Extract each line from the entries below that has the string "prototype" in it.

DATA SUPPLIED >>
───

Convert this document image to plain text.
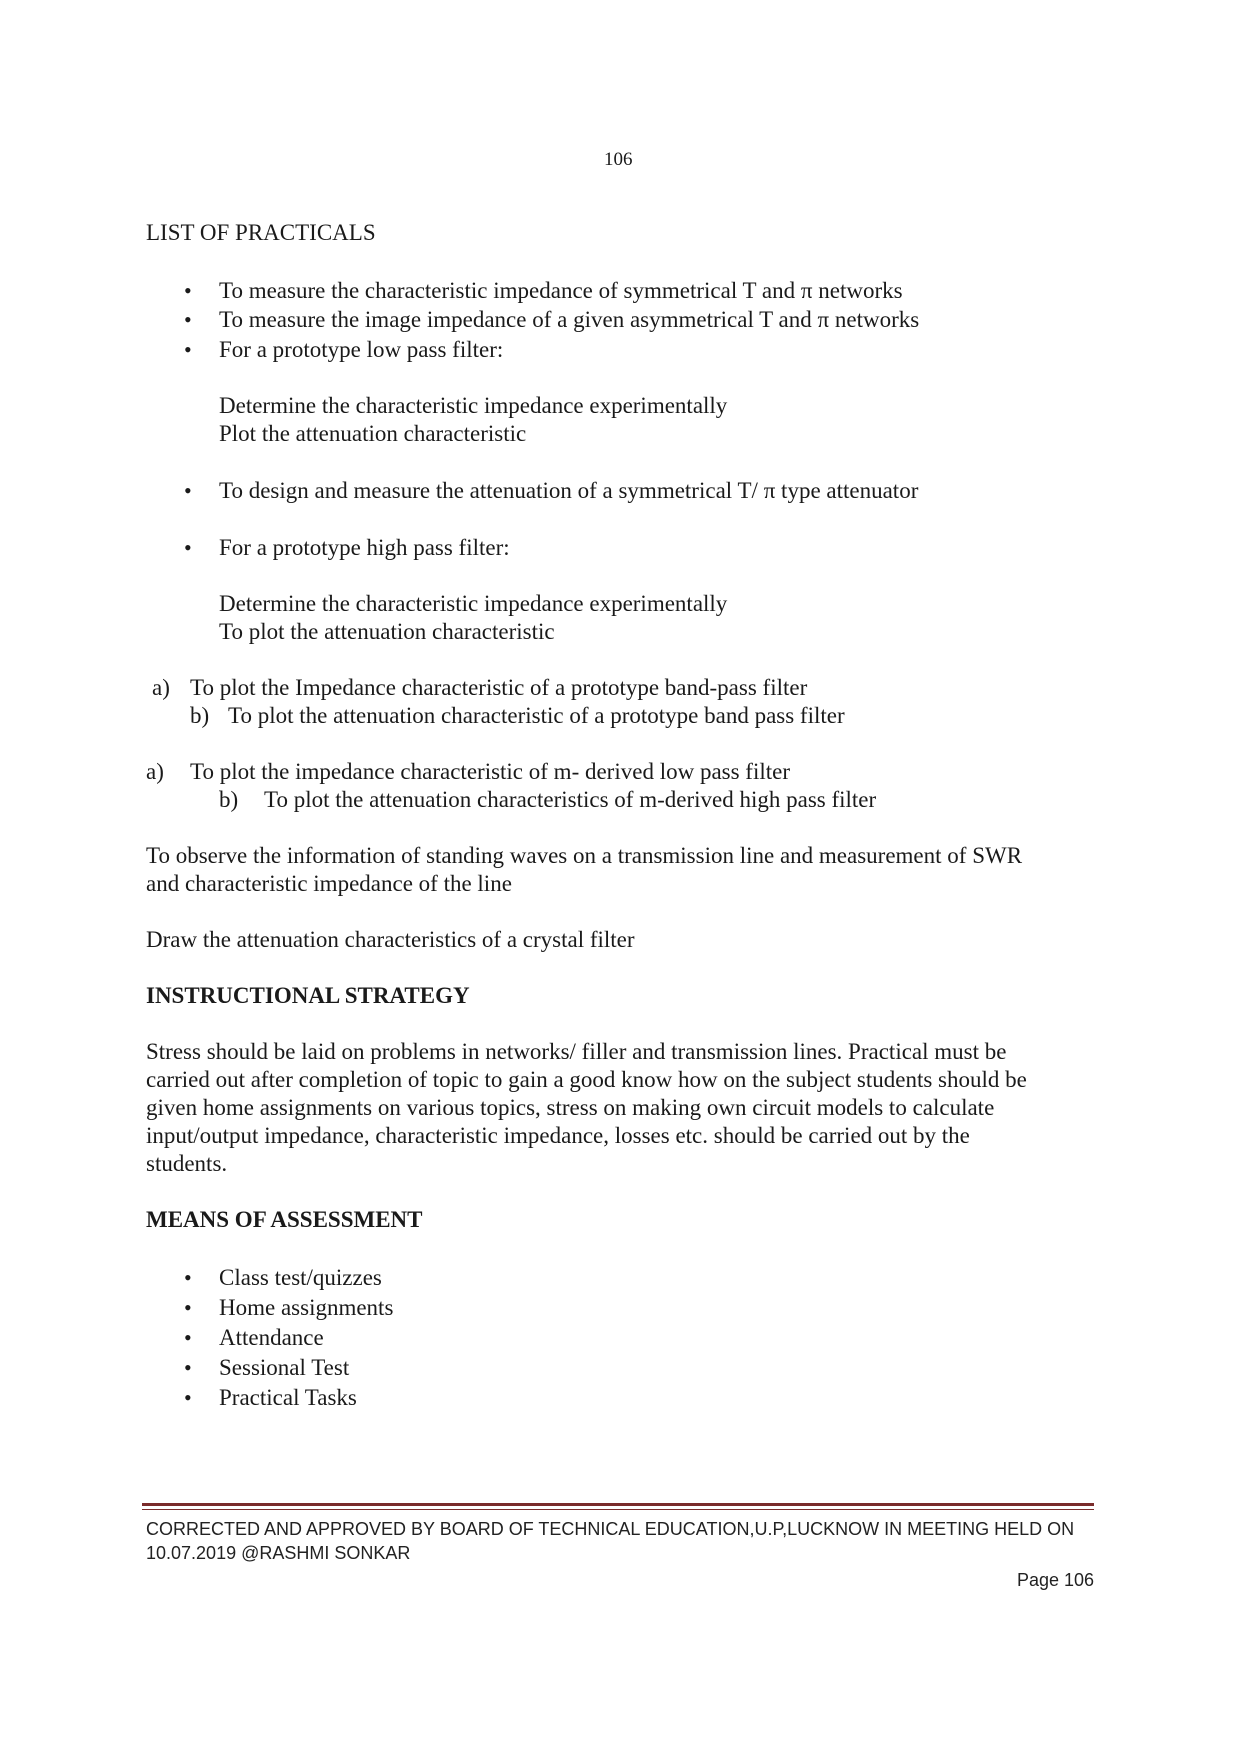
106
LIST OF PRACTICALS
• To measure the characteristic impedance of symmetrical T and π networks
• To measure the image impedance of a given asymmetrical T and π networks
• For a prototype low pass filter:
Determine the characteristic impedance experimentally
Plot the attenuation characteristic
• To design and measure the attenuation of a symmetrical T/ π type attenuator
• For a prototype high pass filter:
Determine the characteristic impedance experimentally
To plot the attenuation characteristic
a) To plot the Impedance characteristic of a prototype band-pass filter
b) To plot the attenuation characteristic of a prototype band pass filter
a) To plot the impedance characteristic of m- derived low pass filter
b) To plot the attenuation characteristics of m-derived high pass filter
To observe the information of standing waves on a transmission line and measurement of SWR
and characteristic impedance of the line
Draw the attenuation characteristics of a crystal filter
INSTRUCTIONAL STRATEGY
Stress should be laid on problems in networks/ filler and transmission lines. Practical must be
carried out after completion of topic to gain a good know how on the subject students should be
given home assignments on various topics, stress on making own circuit models to calculate
input/output impedance, characteristic impedance, losses etc. should be carried out by the
students.
MEANS OF ASSESSMENT
• Class test/quizzes
• Home assignments
• Attendance
• Sessional Test
• Practical Tasks
CORRECTED AND APPROVED BY BOARD OF TECHNICAL EDUCATION,U.P,LUCKNOW IN MEETING HELD ON
10.07.2019 @RASHMI SONKAR
Page 106
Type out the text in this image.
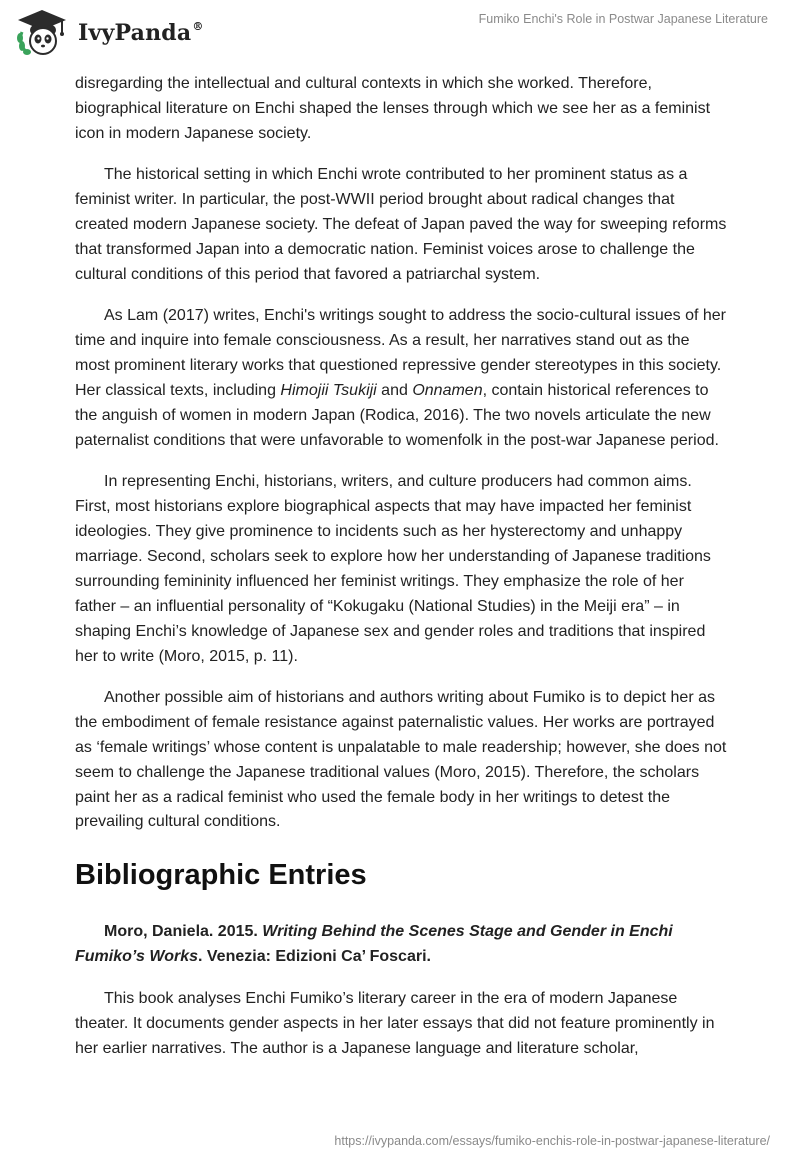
IvyPanda®
Fumiko Enchi's Role in Postwar Japanese Literature

disregarding the intellectual and cultural contexts in which she worked. Therefore, biographical literature on Enchi shaped the lenses through which we see her as a feminist icon in modern Japanese society.

The historical setting in which Enchi wrote contributed to her prominent status as a feminist writer. In particular, the post-WWII period brought about radical changes that created modern Japanese society. The defeat of Japan paved the way for sweeping reforms that transformed Japan into a democratic nation. Feminist voices arose to challenge the cultural conditions of this period that favored a patriarchal system.

As Lam (2017) writes, Enchi's writings sought to address the socio-cultural issues of her time and inquire into female consciousness. As a result, her narratives stand out as the most prominent literary works that questioned repressive gender stereotypes in this society. Her classical texts, including Himojii Tsukiji and Onnamen, contain historical references to the anguish of women in modern Japan (Rodica, 2016). The two novels articulate the new paternalist conditions that were unfavorable to womenfolk in the post-war Japanese period.

In representing Enchi, historians, writers, and culture producers had common aims. First, most historians explore biographical aspects that may have impacted her feminist ideologies. They give prominence to incidents such as her hysterectomy and unhappy marriage. Second, scholars seek to explore how her understanding of Japanese traditions surrounding femininity influenced her feminist writings. They emphasize the role of her father – an influential personality of “Kokugaku (National Studies) in the Meiji era” – in shaping Enchi’s knowledge of Japanese sex and gender roles and traditions that inspired her to write (Moro, 2015, p. 11).

Another possible aim of historians and authors writing about Fumiko is to depict her as the embodiment of female resistance against paternalistic values. Her works are portrayed as ‘female writings’ whose content is unpalatable to male readership; however, she does not seem to challenge the Japanese traditional values (Moro, 2015). Therefore, the scholars paint her as a radical feminist who used the female body in her writings to detest the prevailing cultural conditions.

Bibliographic Entries

Moro, Daniela. 2015. Writing Behind the Scenes Stage and Gender in Enchi Fumiko’s Works. Venezia: Edizioni Ca’ Foscari.

This book analyses Enchi Fumiko’s literary career in the era of modern Japanese theater. It documents gender aspects in her later essays that did not feature prominently in her earlier narratives. The author is a Japanese language and literature scholar,

https://ivypanda.com/essays/fumiko-enchis-role-in-postwar-japanese-literature/
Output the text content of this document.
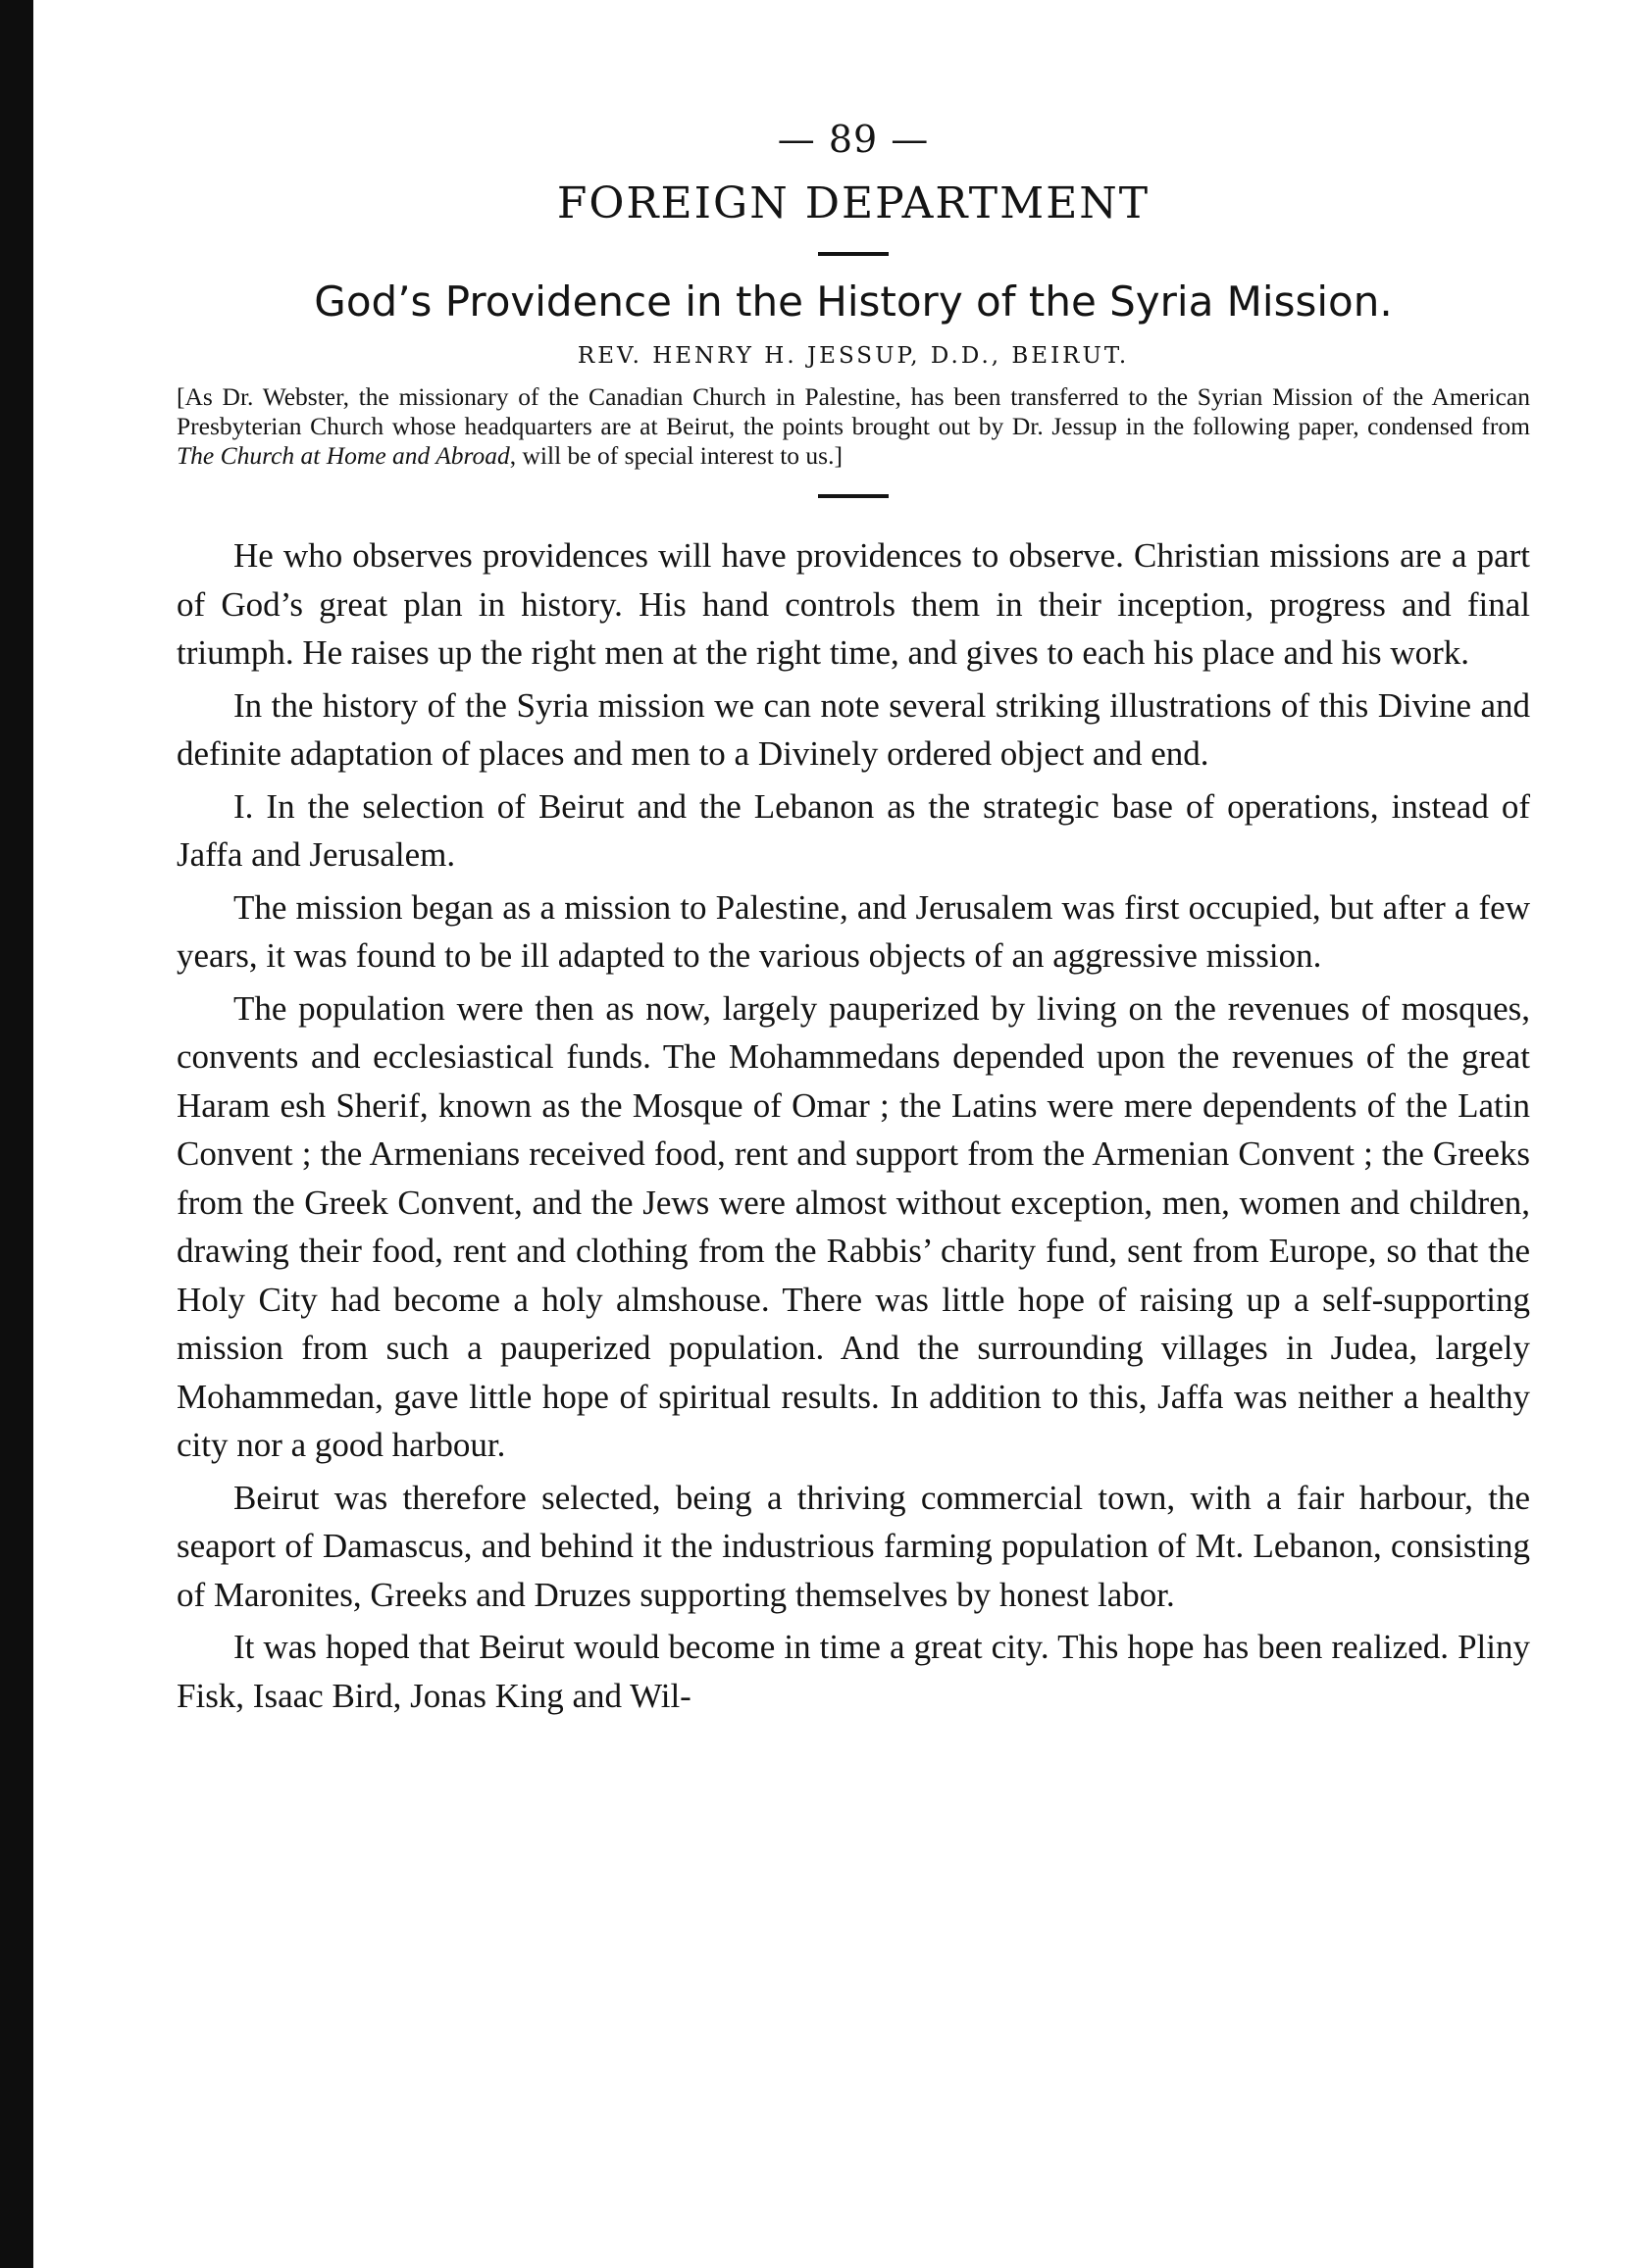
— 89 —
FOREIGN DEPARTMENT
God’s Providence in the History of the Syria Mission.
REV. HENRY H. JESSUP, D.D., BEIRUT.

[As Dr. Webster, the missionary of the Canadian Church in Palestine, has been transferred to the Syrian Mission of the American Presbyterian Church whose headquarters are at Beirut, the points brought out by Dr. Jessup in the following paper, condensed from The Church at Home and Abroad, will be of special interest to us.]

He who observes providences will have providences to observe. Christian missions are a part of God’s great plan in history. His hand controls them in their inception, progress and final triumph. He raises up the right men at the right time, and gives to each his place and his work.

In the history of the Syria mission we can note several striking illustrations of this Divine and definite adaptation of places and men to a Divinely ordered object and end.

I. In the selection of Beirut and the Lebanon as the strategic base of operations, instead of Jaffa and Jerusalem.

The mission began as a mission to Palestine, and Jerusalem was first occupied, but after a few years, it was found to be ill adapted to the various objects of an aggressive mission.

The population were then as now, largely pauperized by living on the revenues of mosques, convents and ecclesiastical funds. The Mohammedans depended upon the revenues of the great Haram esh Sherif, known as the Mosque of Omar ; the Latins were mere dependents of the Latin Convent ; the Armenians received food, rent and support from the Armenian Convent ; the Greeks from the Greek Convent, and the Jews were almost without exception, men, women and children, drawing their food, rent and clothing from the Rabbis’ charity fund, sent from Europe, so that the Holy City had become a holy almshouse. There was little hope of raising up a self-supporting mission from such a pauperized population. And the surrounding villages in Judea, largely Mohammedan, gave little hope of spiritual results. In addition to this, Jaffa was neither a healthy city nor a good harbour.

Beirut was therefore selected, being a thriving commercial town, with a fair harbour, the seaport of Damascus, and behind it the industrious farming population of Mt. Lebanon, consisting of Maronites, Greeks and Druzes supporting themselves by honest labor.

It was hoped that Beirut would become in time a great city. This hope has been realized. Pliny Fisk, Isaac Bird, Jonas King and Wil-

───

RESPONSE TO THIS EXERCISE >>
• For a prototype low pass filter:
• For a prototype high pass filter:
a) To plot the Impedance characteristic of a prototype band-pass filter
b) To plot the attenuation characteristic of a prototype band pass filter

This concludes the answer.